TASK INSTRUCTIONS. All of the lines below are to be transcribed faithfully, with pictures excluded from the copy.

RECORDS TO PROCESS.
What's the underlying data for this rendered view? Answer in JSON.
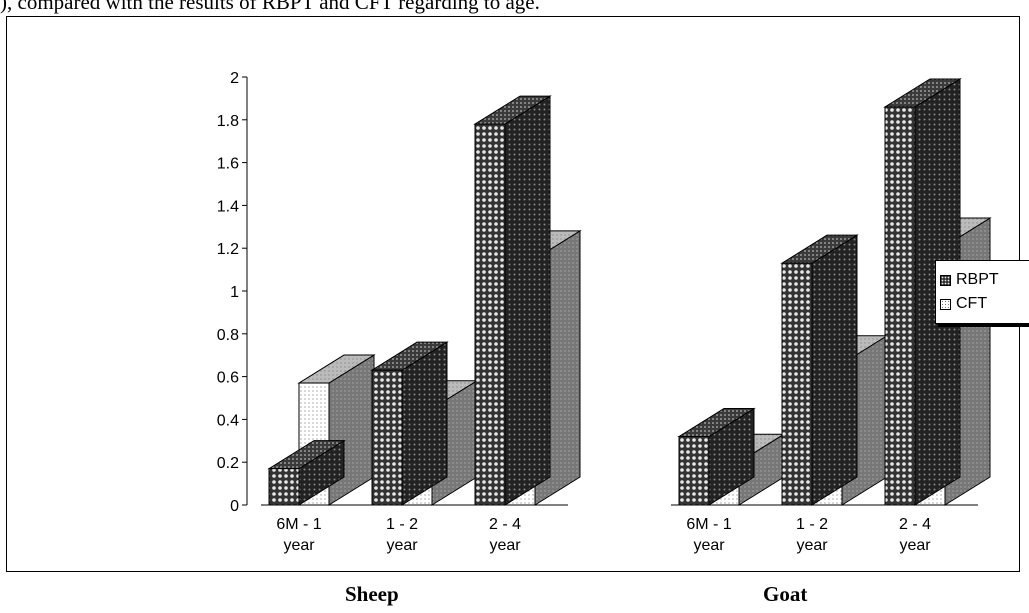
{
  "top_text": "), compared with the results of RBPT and CFT regarding to age.",
  "legend": [
    {
      "name": "RBPT",
      "pattern": "dark"
    },
    {
      "name": "CFT",
      "pattern": "light"
    }
  ],
  "panel_labels": [
    "Sheep",
    "Goat"
  ],
  "chart_data": [
    {
      "type": "bar",
      "title": "Sheep",
      "categories": [
        "6M - 1 year",
        "1 - 2 year",
        "2 - 4 year"
      ],
      "category_lines": [
        [
          "6M - 1",
          "year"
        ],
        [
          "1 - 2",
          "year"
        ],
        [
          "2 - 4",
          "year"
        ]
      ],
      "series": [
        {
          "name": "RBPT",
          "values": [
            0.17,
            0.63,
            1.78
          ]
        },
        {
          "name": "CFT",
          "values": [
            0.57,
            0.45,
            1.15
          ]
        }
      ],
      "ylim": [
        0,
        2
      ],
      "yticks": [
        "0",
        "0.2",
        "0.4",
        "0.6",
        "0.8",
        "1",
        "1.2",
        "1.4",
        "1.6",
        "1.8",
        "2"
      ],
      "style": "3d-bar"
    },
    {
      "type": "bar",
      "title": "Goat",
      "categories": [
        "6M - 1 year",
        "1 - 2 year",
        "2 - 4 year"
      ],
      "category_lines": [
        [
          "6M - 1",
          "year"
        ],
        [
          "1 - 2",
          "year"
        ],
        [
          "2 - 4",
          "year"
        ]
      ],
      "series": [
        {
          "name": "RBPT",
          "values": [
            0.32,
            1.13,
            1.86
          ]
        },
        {
          "name": "CFT",
          "values": [
            0.2,
            0.66,
            1.21
          ]
        }
      ],
      "ylim": [
        0,
        2
      ],
      "style": "3d-bar"
    }
  ]
}
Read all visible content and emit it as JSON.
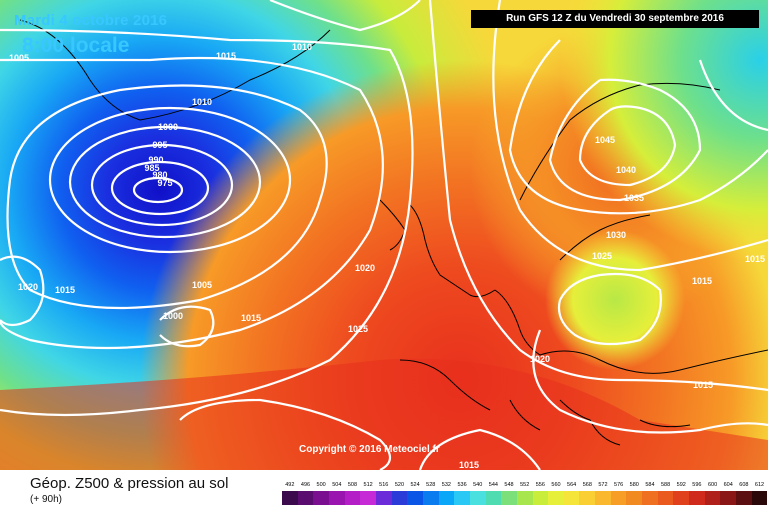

EXPECTED ANSWER.
What's the underlying data for this rendered view? Answer in JSON.
{
  "top_text": "), compared with the results of RBPT and CFT regarding to age.",
  "legend": [
    {
      "name": "RBPT",
      "pattern": "dark"
    },
    {
      "name": "CFT",
      "pattern": "light"
    }
  ],
  "panel_labels": [
    "Sheep",
    "Goat"
  ],
  "chart_data": [
    {
      "type": "bar",
      "title": "Sheep",
      "categories": [
        "6M - 1 year",
        "1 - 2 year",
        "2 - 4 year"
      ],
      "category_lines": [
        [
          "6M - 1",
          "year"
        ],
        [
          "1 - 2",
          "year"
        ],
        [
          "2 - 4",
          "year"
        ]
      ],
      "series": [
        {
          "name": "RBPT",
          "values": [
            0.17,
            0.63,
            1.78
          ]
        },
        {
          "name": "CFT",
          "values": [
            0.57,
            0.45,
            1.15
          ]
        }
      ],
      "ylim": [
        0,
        2
      ],
      "yticks": [
        "0",
        "0.2",
        "0.4",
        "0.6",
        "0.8",
        "1",
        "1.2",
        "1.4",
        "1.6",
        "1.8",
        "2"
      ],
      "style": "3d-bar"
    },
    {
      "type": "bar",
      "title": "Goat",
      "categories": [
        "6M - 1 year",
        "1 - 2 year",
        "2 - 4 year"
      ],
      "category_lines": [
        [
          "6M - 1",
          "year"
        ],
        [
          "1 - 2",
          "year"
        ],
        [
          "2 - 4",
          "year"
        ]
      ],
      "series": [
        {
          "name": "RBPT",
          "values": [
            0.32,
            1.13,
            1.86
          ]
        },
        {
          "name": "CFT",
          "values": [
            0.2,
            0.66,
            1.21
          ]
        }
      ],
      "ylim": [
        0,
        2
      ],
      "style": "3d-bar"
    }
  ]
}
Read all visible content and emit it as JSON.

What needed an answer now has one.